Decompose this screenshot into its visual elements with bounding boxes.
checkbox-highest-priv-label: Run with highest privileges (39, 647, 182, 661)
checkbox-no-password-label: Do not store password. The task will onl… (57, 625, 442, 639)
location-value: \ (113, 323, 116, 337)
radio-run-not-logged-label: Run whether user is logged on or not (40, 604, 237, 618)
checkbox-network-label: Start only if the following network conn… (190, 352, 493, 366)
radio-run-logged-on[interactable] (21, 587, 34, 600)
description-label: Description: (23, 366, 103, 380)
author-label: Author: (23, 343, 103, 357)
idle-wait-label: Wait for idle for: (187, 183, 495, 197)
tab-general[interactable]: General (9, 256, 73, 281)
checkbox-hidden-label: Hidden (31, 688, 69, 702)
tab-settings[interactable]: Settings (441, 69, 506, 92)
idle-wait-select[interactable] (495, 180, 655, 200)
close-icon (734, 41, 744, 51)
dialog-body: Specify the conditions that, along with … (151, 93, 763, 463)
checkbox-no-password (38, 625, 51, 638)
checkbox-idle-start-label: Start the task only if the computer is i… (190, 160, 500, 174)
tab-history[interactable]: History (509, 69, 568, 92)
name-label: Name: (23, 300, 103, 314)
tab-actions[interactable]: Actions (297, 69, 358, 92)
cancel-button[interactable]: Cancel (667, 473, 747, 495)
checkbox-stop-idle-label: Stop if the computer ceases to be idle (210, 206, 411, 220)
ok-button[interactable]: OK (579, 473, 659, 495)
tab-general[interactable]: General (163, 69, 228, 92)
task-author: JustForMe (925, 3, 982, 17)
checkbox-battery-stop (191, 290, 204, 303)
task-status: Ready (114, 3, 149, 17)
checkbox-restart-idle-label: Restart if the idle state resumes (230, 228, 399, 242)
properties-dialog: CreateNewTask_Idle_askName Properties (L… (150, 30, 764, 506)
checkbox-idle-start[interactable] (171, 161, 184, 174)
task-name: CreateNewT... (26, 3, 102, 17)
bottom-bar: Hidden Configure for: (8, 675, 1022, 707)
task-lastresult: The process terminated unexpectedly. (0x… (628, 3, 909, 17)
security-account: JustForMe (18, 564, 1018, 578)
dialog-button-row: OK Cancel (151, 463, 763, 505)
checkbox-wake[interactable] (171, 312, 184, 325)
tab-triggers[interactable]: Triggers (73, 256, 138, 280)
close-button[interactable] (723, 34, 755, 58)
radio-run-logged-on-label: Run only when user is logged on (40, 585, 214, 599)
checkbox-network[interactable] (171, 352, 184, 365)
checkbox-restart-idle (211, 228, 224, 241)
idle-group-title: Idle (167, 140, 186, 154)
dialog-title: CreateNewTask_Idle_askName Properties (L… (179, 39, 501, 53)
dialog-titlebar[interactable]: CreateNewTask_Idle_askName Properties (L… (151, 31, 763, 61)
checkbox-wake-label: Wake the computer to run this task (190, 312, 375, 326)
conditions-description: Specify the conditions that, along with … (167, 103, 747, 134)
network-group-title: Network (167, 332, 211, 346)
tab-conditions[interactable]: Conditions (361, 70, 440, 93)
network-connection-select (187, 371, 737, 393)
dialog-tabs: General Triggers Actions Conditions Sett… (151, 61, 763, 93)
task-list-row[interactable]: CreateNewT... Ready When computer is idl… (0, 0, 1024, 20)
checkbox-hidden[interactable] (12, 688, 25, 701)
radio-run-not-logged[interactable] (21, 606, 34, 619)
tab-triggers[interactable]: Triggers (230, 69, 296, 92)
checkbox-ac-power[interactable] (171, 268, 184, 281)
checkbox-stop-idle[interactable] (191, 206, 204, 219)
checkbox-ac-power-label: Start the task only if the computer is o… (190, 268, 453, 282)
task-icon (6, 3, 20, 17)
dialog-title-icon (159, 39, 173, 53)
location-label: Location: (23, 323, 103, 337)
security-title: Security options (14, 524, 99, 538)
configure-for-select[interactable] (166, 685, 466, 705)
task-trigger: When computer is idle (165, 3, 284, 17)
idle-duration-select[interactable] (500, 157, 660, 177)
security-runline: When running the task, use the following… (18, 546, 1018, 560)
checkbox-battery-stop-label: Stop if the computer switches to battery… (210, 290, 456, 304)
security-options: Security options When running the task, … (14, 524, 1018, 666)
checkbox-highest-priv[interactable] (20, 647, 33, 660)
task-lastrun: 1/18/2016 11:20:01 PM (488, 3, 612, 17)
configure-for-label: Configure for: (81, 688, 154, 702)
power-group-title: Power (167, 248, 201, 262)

----------------

● **TASK TO CARRY OUT**:
Rewrite the material above with every "JustForMe" changed to "AdminUser", leaving everything else as it is.

● **IN RESPONSE**:
Decompose this screenshot into its visual elements with bounding boxes.
checkbox-highest-priv-label: Run with highest privileges (39, 647, 182, 661)
checkbox-no-password-label: Do not store password. The task will onl… (57, 625, 442, 639)
location-value: \ (113, 323, 116, 337)
radio-run-not-logged-label: Run whether user is logged on or not (40, 604, 237, 618)
checkbox-network-label: Start only if the following network conn… (190, 352, 493, 366)
radio-run-logged-on[interactable] (21, 587, 34, 600)
description-label: Description: (23, 366, 103, 380)
author-label: Author: (23, 343, 103, 357)
idle-wait-label: Wait for idle for: (187, 183, 495, 197)
tab-general[interactable]: General (9, 256, 73, 281)
checkbox-hidden-label: Hidden (31, 688, 69, 702)
tab-settings[interactable]: Settings (441, 69, 506, 92)
idle-wait-select[interactable] (495, 180, 655, 200)
close-icon (734, 41, 744, 51)
dialog-body: Specify the conditions that, along with … (151, 93, 763, 463)
checkbox-no-password (38, 625, 51, 638)
checkbox-idle-start-label: Start the task only if the computer is i… (190, 160, 500, 174)
tab-history[interactable]: History (509, 69, 568, 92)
name-label: Name: (23, 300, 103, 314)
tab-actions[interactable]: Actions (297, 69, 358, 92)
cancel-button[interactable]: Cancel (667, 473, 747, 495)
checkbox-stop-idle-label: Stop if the computer ceases to be idle (210, 206, 411, 220)
ok-button[interactable]: OK (579, 473, 659, 495)
tab-general[interactable]: General (163, 69, 228, 92)
task-author: AdminUser (925, 3, 982, 17)
checkbox-battery-stop (191, 290, 204, 303)
task-status: Ready (114, 3, 149, 17)
checkbox-restart-idle-label: Restart if the idle state resumes (230, 228, 399, 242)
properties-dialog: CreateNewTask_Idle_askName Properties (L… (150, 30, 764, 506)
checkbox-idle-start[interactable] (171, 161, 184, 174)
task-name: CreateNewT... (26, 3, 102, 17)
bottom-bar: Hidden Configure for: (8, 675, 1022, 707)
task-lastresult: The process terminated unexpectedly. (0x… (628, 3, 909, 17)
security-account: AdminUser (18, 564, 1018, 578)
dialog-button-row: OK Cancel (151, 463, 763, 505)
checkbox-wake[interactable] (171, 312, 184, 325)
tab-triggers[interactable]: Triggers (73, 256, 138, 280)
close-button[interactable] (723, 34, 755, 58)
radio-run-logged-on-label: Run only when user is logged on (40, 585, 214, 599)
checkbox-network[interactable] (171, 352, 184, 365)
checkbox-restart-idle (211, 228, 224, 241)
idle-group-title: Idle (167, 140, 186, 154)
dialog-title: CreateNewTask_Idle_askName Properties (L… (179, 39, 501, 53)
dialog-titlebar[interactable]: CreateNewTask_Idle_askName Properties (L… (151, 31, 763, 61)
checkbox-wake-label: Wake the computer to run this task (190, 312, 375, 326)
conditions-description: Specify the conditions that, along with … (167, 103, 747, 134)
network-group-title: Network (167, 332, 211, 346)
tab-conditions[interactable]: Conditions (361, 70, 440, 93)
network-connection-select (187, 371, 737, 393)
dialog-tabs: General Triggers Actions Conditions Sett… (151, 61, 763, 93)
task-list-row[interactable]: CreateNewT... Ready When computer is idl… (0, 0, 1024, 20)
checkbox-hidden[interactable] (12, 688, 25, 701)
radio-run-not-logged[interactable] (21, 606, 34, 619)
tab-triggers[interactable]: Triggers (230, 69, 296, 92)
checkbox-ac-power[interactable] (171, 268, 184, 281)
checkbox-stop-idle[interactable] (191, 206, 204, 219)
checkbox-ac-power-label: Start the task only if the computer is o… (190, 268, 453, 282)
task-icon (6, 3, 20, 17)
dialog-title-icon (159, 39, 173, 53)
location-label: Location: (23, 323, 103, 337)
security-title: Security options (14, 524, 99, 538)
configure-for-select[interactable] (166, 685, 466, 705)
task-trigger: When computer is idle (165, 3, 284, 17)
idle-duration-select[interactable] (500, 157, 660, 177)
security-runline: When running the task, use the following… (18, 546, 1018, 560)
checkbox-battery-stop-label: Stop if the computer switches to battery… (210, 290, 456, 304)
security-options: Security options When running the task, … (14, 524, 1018, 666)
checkbox-highest-priv[interactable] (20, 647, 33, 660)
task-lastrun: 1/18/2016 11:20:01 PM (488, 3, 612, 17)
configure-for-label: Configure for: (81, 688, 154, 702)
power-group-title: Power (167, 248, 201, 262)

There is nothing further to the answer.